[begin DATASET ROWS]

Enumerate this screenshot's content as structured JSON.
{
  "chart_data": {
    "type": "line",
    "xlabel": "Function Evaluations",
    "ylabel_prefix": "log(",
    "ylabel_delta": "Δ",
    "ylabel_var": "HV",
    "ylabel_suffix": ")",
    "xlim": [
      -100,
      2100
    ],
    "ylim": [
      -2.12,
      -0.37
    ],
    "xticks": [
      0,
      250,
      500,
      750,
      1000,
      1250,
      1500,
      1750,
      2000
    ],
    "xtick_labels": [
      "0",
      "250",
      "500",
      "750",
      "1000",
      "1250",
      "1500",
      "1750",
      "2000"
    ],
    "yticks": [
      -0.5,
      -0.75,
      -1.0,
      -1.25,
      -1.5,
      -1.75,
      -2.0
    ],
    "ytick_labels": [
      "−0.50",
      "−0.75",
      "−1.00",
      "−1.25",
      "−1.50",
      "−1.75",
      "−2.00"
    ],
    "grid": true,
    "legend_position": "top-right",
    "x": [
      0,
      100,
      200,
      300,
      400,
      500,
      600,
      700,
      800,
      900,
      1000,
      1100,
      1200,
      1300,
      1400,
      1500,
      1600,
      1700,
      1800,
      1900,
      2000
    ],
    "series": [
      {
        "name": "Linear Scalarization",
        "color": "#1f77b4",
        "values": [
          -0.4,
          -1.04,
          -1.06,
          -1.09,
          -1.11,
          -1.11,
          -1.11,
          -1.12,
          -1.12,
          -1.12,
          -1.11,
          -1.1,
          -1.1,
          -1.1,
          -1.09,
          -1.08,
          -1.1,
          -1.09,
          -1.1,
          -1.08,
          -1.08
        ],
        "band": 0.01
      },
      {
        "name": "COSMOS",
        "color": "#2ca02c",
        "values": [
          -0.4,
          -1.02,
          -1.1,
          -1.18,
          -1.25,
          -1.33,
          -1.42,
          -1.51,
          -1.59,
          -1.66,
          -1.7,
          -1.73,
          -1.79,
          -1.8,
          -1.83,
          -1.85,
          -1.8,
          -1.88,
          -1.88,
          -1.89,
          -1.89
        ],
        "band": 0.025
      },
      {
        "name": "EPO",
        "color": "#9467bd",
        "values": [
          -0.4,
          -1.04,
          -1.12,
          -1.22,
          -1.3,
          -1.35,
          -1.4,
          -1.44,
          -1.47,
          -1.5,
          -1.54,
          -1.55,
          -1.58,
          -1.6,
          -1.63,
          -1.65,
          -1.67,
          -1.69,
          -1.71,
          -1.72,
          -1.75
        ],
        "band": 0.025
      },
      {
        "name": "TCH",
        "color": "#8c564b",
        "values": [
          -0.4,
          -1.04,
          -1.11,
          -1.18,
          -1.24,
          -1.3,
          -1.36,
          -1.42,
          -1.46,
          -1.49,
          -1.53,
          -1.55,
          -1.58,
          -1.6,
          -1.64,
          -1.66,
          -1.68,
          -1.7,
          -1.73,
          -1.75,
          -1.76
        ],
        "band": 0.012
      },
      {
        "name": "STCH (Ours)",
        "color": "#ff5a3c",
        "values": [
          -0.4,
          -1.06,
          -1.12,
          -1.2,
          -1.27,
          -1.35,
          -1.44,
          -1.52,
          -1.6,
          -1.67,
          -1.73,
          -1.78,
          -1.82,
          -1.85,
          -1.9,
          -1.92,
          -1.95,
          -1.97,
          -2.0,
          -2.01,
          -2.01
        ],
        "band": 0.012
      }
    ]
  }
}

[end DATASET ROWS]

▸ WHAT TO PRODUCE
Transcribe every entry exactly.

▸ THE SOLUTION
Enumerate this screenshot's content as structured JSON.
{
  "chart_data": {
    "type": "line",
    "xlabel": "Function Evaluations",
    "ylabel_prefix": "log(",
    "ylabel_delta": "Δ",
    "ylabel_var": "HV",
    "ylabel_suffix": ")",
    "xlim": [
      -100,
      2100
    ],
    "ylim": [
      -2.12,
      -0.37
    ],
    "xticks": [
      0,
      250,
      500,
      750,
      1000,
      1250,
      1500,
      1750,
      2000
    ],
    "xtick_labels": [
      "0",
      "250",
      "500",
      "750",
      "1000",
      "1250",
      "1500",
      "1750",
      "2000"
    ],
    "yticks": [
      -0.5,
      -0.75,
      -1.0,
      -1.25,
      -1.5,
      -1.75,
      -2.0
    ],
    "ytick_labels": [
      "−0.50",
      "−0.75",
      "−1.00",
      "−1.25",
      "−1.50",
      "−1.75",
      "−2.00"
    ],
    "grid": true,
    "legend_position": "top-right",
    "x": [
      0,
      100,
      200,
      300,
      400,
      500,
      600,
      700,
      800,
      900,
      1000,
      1100,
      1200,
      1300,
      1400,
      1500,
      1600,
      1700,
      1800,
      1900,
      2000
    ],
    "series": [
      {
        "name": "Linear Scalarization",
        "color": "#1f77b4",
        "values": [
          -0.4,
          -1.04,
          -1.06,
          -1.09,
          -1.11,
          -1.11,
          -1.11,
          -1.12,
          -1.12,
          -1.12,
          -1.11,
          -1.1,
          -1.1,
          -1.1,
          -1.09,
          -1.08,
          -1.1,
          -1.09,
          -1.1,
          -1.08,
          -1.08
        ],
        "band": 0.01
      },
      {
        "name": "COSMOS",
        "color": "#2ca02c",
        "values": [
          -0.4,
          -1.02,
          -1.1,
          -1.18,
          -1.25,
          -1.33,
          -1.42,
          -1.51,
          -1.59,
          -1.66,
          -1.7,
          -1.73,
          -1.79,
          -1.8,
          -1.83,
          -1.85,
          -1.8,
          -1.88,
          -1.88,
          -1.89,
          -1.89
        ],
        "band": 0.025
      },
      {
        "name": "EPO",
        "color": "#9467bd",
        "values": [
          -0.4,
          -1.04,
          -1.12,
          -1.22,
          -1.3,
          -1.35,
          -1.4,
          -1.44,
          -1.47,
          -1.5,
          -1.54,
          -1.55,
          -1.58,
          -1.6,
          -1.63,
          -1.65,
          -1.67,
          -1.69,
          -1.71,
          -1.72,
          -1.75
        ],
        "band": 0.025
      },
      {
        "name": "TCH",
        "color": "#8c564b",
        "values": [
          -0.4,
          -1.04,
          -1.11,
          -1.18,
          -1.24,
          -1.3,
          -1.36,
          -1.42,
          -1.46,
          -1.49,
          -1.53,
          -1.55,
          -1.58,
          -1.6,
          -1.64,
          -1.66,
          -1.68,
          -1.7,
          -1.73,
          -1.75,
          -1.76
        ],
        "band": 0.012
      },
      {
        "name": "STCH (Ours)",
        "color": "#ff5a3c",
        "values": [
          -0.4,
          -1.06,
          -1.12,
          -1.2,
          -1.27,
          -1.35,
          -1.44,
          -1.52,
          -1.6,
          -1.67,
          -1.73,
          -1.78,
          -1.82,
          -1.85,
          -1.9,
          -1.92,
          -1.95,
          -1.97,
          -2.0,
          -2.01,
          -2.01
        ],
        "band": 0.012
      }
    ]
  }
}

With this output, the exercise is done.